§ Dataset entries
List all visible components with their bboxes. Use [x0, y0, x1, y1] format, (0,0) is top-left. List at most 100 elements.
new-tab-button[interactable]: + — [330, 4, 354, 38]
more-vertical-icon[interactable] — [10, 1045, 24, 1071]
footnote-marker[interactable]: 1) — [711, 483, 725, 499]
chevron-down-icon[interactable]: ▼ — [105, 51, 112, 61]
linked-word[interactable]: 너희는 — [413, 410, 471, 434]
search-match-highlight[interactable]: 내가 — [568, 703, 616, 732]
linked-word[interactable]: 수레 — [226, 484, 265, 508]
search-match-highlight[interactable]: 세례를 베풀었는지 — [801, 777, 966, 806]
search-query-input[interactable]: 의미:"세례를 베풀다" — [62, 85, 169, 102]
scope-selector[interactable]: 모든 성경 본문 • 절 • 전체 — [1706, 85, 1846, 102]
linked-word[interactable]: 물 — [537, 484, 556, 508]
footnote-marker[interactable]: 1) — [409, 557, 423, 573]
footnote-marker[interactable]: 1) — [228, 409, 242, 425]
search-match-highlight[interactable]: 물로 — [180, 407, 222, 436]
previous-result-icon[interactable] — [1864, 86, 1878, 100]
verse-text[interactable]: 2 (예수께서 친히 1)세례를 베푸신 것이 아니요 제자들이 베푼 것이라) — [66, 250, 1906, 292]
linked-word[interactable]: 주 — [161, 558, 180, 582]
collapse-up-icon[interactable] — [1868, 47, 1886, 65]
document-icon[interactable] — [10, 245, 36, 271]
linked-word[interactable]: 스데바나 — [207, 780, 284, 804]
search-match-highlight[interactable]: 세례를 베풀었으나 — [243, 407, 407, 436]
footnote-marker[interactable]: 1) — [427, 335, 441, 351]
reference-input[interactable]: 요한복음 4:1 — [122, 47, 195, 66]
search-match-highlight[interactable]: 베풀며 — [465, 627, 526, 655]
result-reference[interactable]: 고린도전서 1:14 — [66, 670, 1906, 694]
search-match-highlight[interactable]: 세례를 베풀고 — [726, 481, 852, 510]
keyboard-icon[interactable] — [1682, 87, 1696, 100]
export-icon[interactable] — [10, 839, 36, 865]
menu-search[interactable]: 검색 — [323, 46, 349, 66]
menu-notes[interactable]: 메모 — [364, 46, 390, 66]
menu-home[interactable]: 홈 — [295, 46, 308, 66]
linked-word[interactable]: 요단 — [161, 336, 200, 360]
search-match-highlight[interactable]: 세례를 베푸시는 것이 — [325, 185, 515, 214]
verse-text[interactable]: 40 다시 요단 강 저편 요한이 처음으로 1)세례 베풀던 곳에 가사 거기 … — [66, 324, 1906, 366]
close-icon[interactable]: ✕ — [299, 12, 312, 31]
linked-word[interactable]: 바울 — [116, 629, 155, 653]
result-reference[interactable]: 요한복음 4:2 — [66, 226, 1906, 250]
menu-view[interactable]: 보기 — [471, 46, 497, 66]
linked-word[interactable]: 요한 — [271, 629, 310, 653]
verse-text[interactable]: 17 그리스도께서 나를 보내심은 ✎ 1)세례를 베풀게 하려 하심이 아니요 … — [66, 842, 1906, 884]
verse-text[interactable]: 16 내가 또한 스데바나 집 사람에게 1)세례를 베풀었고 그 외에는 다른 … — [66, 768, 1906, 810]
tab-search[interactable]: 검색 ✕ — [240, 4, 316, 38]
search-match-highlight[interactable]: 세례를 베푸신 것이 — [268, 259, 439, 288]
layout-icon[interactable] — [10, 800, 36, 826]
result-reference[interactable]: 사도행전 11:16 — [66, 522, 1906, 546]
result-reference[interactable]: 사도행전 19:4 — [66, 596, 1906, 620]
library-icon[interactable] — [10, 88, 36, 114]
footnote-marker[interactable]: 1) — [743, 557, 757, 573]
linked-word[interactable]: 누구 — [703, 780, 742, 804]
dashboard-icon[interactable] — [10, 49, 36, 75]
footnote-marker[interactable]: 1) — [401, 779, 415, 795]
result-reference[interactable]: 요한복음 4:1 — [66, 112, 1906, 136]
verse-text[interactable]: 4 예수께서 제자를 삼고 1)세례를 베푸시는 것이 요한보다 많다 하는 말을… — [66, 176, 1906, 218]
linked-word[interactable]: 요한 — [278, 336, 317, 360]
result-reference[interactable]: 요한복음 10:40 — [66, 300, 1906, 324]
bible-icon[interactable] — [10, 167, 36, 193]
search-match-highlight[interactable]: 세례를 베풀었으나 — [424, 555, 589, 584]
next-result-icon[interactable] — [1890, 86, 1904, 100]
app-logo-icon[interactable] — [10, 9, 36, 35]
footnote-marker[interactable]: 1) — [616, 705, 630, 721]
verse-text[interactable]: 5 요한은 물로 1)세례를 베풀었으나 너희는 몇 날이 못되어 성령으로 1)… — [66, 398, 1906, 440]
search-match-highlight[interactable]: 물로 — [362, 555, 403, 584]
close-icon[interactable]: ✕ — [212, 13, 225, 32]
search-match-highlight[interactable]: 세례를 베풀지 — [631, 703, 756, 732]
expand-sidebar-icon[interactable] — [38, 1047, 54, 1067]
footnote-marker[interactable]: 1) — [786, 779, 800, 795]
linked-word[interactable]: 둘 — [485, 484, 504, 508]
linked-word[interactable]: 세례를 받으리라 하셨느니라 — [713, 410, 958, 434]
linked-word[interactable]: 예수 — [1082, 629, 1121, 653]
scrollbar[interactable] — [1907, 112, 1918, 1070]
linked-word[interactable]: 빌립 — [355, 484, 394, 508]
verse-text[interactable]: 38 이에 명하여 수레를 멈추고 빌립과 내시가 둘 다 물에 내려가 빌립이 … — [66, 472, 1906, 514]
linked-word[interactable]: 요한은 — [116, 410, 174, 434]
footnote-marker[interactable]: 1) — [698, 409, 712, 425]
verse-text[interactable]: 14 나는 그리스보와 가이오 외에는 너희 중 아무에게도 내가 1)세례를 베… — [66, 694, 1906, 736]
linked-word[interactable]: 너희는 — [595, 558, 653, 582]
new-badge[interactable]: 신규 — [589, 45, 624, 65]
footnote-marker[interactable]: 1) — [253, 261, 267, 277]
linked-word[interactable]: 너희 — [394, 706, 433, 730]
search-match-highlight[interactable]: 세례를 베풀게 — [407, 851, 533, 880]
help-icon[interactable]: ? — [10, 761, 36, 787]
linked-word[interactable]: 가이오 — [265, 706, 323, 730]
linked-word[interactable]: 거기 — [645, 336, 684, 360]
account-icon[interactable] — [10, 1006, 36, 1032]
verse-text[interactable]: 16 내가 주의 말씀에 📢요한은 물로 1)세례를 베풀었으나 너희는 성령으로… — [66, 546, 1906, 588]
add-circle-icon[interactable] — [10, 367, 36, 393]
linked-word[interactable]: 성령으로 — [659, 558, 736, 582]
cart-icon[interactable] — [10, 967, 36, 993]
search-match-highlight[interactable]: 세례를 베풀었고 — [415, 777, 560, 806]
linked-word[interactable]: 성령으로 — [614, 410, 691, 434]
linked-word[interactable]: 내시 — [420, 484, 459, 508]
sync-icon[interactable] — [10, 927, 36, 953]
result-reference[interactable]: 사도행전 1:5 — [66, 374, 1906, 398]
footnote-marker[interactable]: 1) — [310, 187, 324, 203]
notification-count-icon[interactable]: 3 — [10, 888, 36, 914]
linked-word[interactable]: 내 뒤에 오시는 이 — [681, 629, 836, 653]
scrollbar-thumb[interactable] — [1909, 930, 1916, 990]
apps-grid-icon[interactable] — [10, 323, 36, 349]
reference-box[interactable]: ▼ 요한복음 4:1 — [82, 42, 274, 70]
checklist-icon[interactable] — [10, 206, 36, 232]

--

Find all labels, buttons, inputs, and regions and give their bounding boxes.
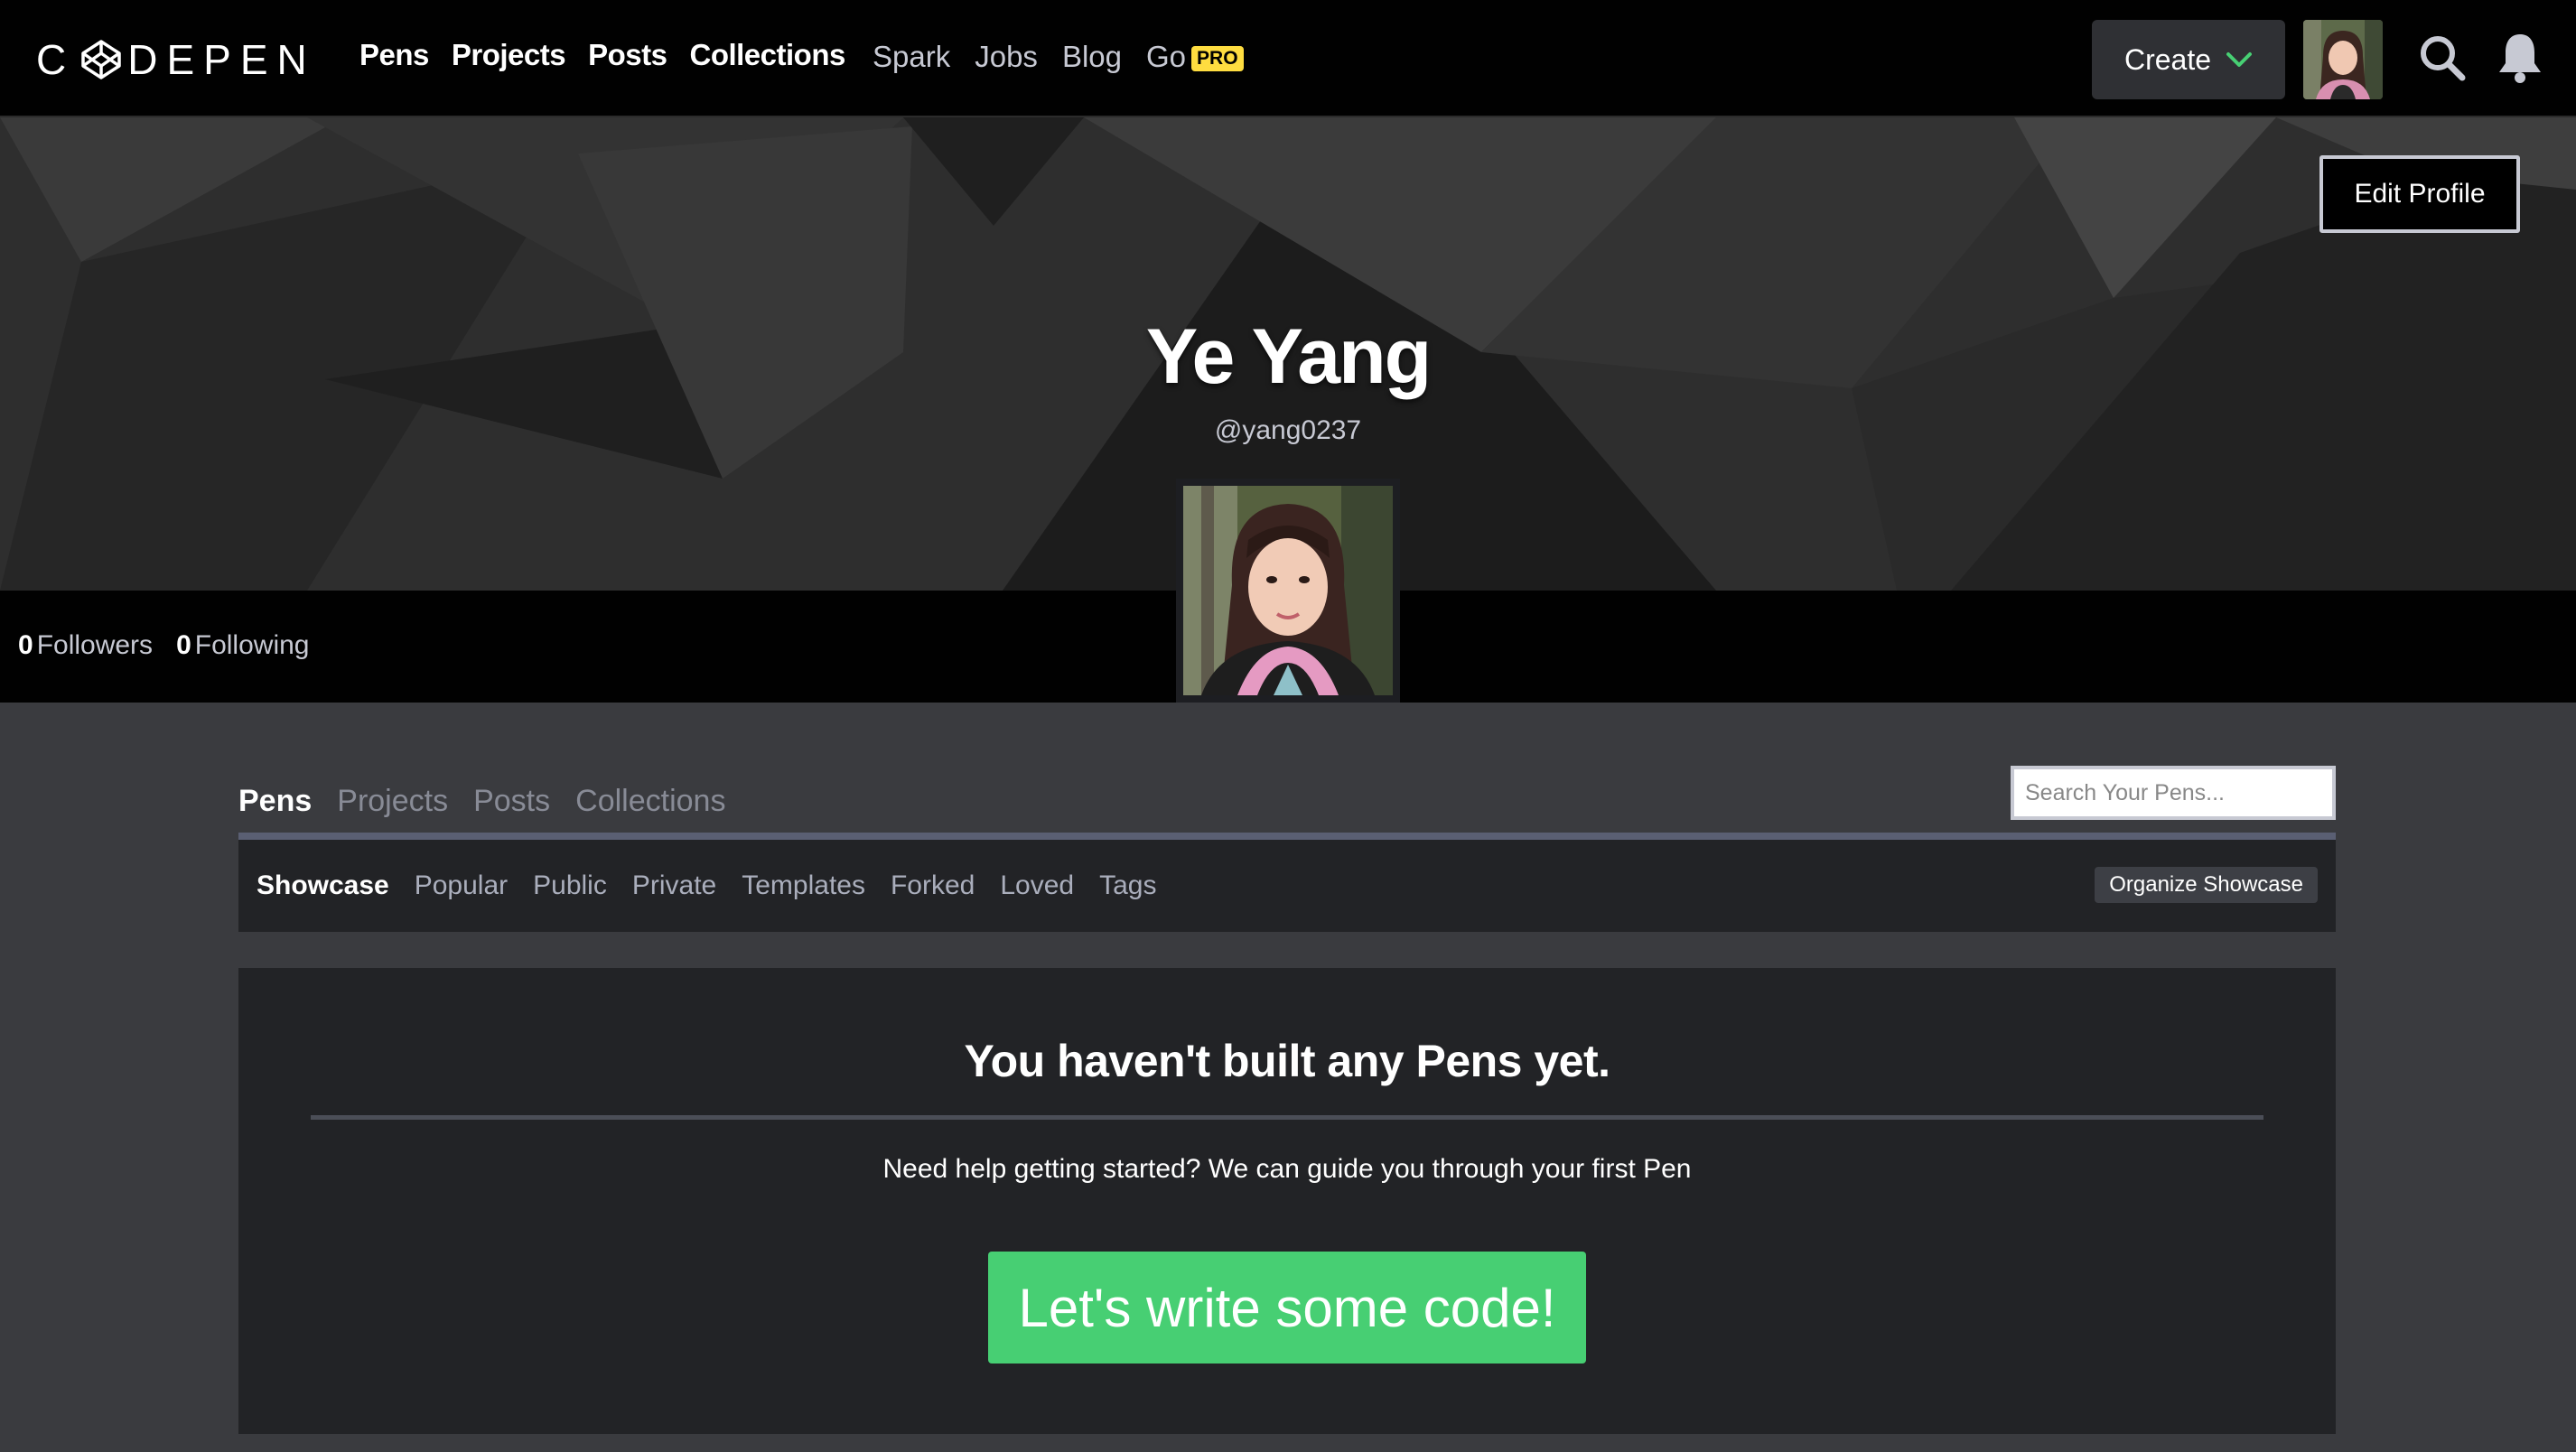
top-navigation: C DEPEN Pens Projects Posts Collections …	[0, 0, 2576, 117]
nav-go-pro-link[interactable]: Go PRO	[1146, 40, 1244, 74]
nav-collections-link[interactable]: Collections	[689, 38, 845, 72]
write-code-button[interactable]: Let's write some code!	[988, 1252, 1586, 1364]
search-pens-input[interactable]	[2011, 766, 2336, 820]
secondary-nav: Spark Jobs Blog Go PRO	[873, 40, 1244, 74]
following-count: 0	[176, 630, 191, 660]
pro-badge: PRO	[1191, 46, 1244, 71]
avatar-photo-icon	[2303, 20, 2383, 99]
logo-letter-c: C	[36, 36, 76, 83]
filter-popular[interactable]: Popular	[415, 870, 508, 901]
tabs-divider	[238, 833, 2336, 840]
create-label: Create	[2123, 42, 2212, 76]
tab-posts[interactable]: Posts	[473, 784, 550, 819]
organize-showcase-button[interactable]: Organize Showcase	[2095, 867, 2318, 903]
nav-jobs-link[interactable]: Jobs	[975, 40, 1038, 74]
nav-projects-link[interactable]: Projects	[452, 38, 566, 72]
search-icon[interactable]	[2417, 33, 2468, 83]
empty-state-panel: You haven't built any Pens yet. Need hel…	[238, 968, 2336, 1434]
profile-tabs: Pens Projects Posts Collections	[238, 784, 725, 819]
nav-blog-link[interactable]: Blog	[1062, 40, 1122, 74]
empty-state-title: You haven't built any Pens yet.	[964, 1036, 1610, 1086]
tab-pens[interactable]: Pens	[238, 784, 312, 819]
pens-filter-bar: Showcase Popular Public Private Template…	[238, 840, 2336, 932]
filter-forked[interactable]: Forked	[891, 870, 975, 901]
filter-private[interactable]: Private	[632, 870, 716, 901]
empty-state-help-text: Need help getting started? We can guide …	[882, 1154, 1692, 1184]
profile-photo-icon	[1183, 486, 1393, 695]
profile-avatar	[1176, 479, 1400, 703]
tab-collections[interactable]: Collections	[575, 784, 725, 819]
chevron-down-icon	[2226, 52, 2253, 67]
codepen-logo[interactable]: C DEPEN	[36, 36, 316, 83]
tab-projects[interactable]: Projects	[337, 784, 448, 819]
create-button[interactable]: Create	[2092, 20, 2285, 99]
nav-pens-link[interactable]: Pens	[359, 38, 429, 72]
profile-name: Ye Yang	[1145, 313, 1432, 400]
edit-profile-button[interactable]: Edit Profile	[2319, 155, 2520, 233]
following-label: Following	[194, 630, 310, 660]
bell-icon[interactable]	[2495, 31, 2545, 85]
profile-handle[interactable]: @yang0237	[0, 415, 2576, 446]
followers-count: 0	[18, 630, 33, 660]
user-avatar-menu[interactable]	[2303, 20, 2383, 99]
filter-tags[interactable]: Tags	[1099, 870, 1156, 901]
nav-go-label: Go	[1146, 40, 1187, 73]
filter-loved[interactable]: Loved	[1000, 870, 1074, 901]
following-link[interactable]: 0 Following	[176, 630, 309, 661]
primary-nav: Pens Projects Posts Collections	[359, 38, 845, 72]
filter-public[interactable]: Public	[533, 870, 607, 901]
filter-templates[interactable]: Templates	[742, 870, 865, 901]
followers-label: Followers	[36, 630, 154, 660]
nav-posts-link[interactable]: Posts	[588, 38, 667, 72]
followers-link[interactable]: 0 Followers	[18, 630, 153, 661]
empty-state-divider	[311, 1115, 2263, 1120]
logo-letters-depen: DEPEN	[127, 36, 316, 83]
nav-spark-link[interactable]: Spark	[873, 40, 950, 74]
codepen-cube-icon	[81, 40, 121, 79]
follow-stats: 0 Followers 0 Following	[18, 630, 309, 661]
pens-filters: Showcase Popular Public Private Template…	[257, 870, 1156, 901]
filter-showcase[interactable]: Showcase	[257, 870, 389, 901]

...

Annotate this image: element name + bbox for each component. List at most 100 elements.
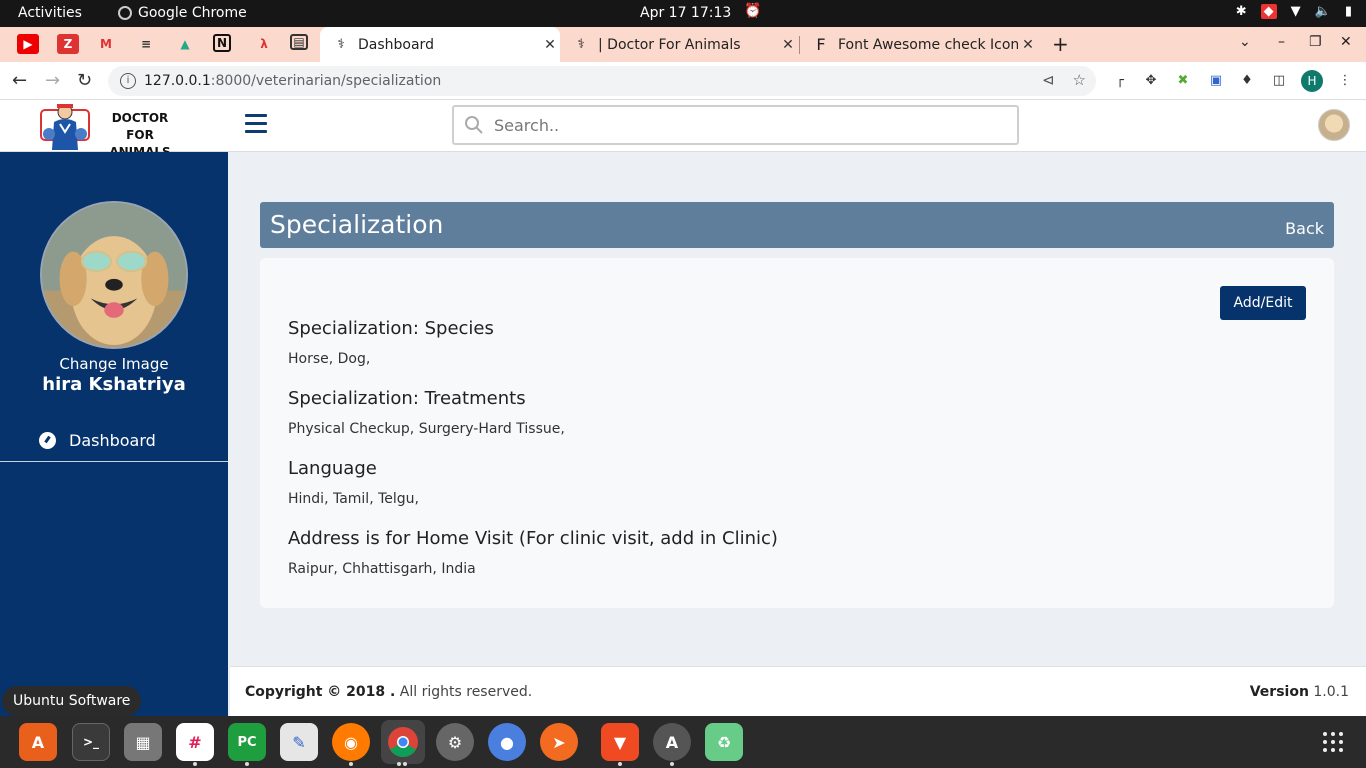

§ Required work
Rewrite the rows from the line with "List all visible" up to and including the line with "collapse-up-icon[interactable] — [1868, 47, 1886, 65]", substituting "linked-term" for every "linked-word" and changing nothing else.

§ Written answer
List all visible components with their bboxes. Use [x0, y0, x1, y1] format, (0,0) is top-left. List at most 100 elements.
new-tab-button[interactable]: + — [330, 4, 354, 38]
more-vertical-icon[interactable] — [10, 1045, 24, 1071]
footnote-marker[interactable]: 1) — [711, 483, 725, 499]
chevron-down-icon[interactable]: ▼ — [105, 51, 112, 61]
linked-term[interactable]: 너희는 — [413, 410, 471, 434]
search-match-highlight[interactable]: 내가 — [568, 703, 616, 732]
linked-term[interactable]: 수레 — [226, 484, 265, 508]
search-match-highlight[interactable]: 세례를 베풀었는지 — [801, 777, 966, 806]
search-query-input[interactable]: 의미:"세례를 베풀다" — [62, 85, 169, 102]
scope-selector[interactable]: 모든 성경 본문 • 절 • 전체 — [1706, 85, 1846, 102]
linked-term[interactable]: 물 — [537, 484, 556, 508]
footnote-marker[interactable]: 1) — [409, 557, 423, 573]
footnote-marker[interactable]: 1) — [228, 409, 242, 425]
search-match-highlight[interactable]: 물로 — [180, 407, 222, 436]
previous-result-icon[interactable] — [1864, 86, 1878, 100]
verse-text[interactable]: 2 (예수께서 친히 1)세례를 베푸신 것이 아니요 제자들이 베푼 것이라) — [66, 250, 1906, 292]
linked-term[interactable]: 주 — [161, 558, 180, 582]
collapse-up-icon[interactable] — [1868, 47, 1886, 65]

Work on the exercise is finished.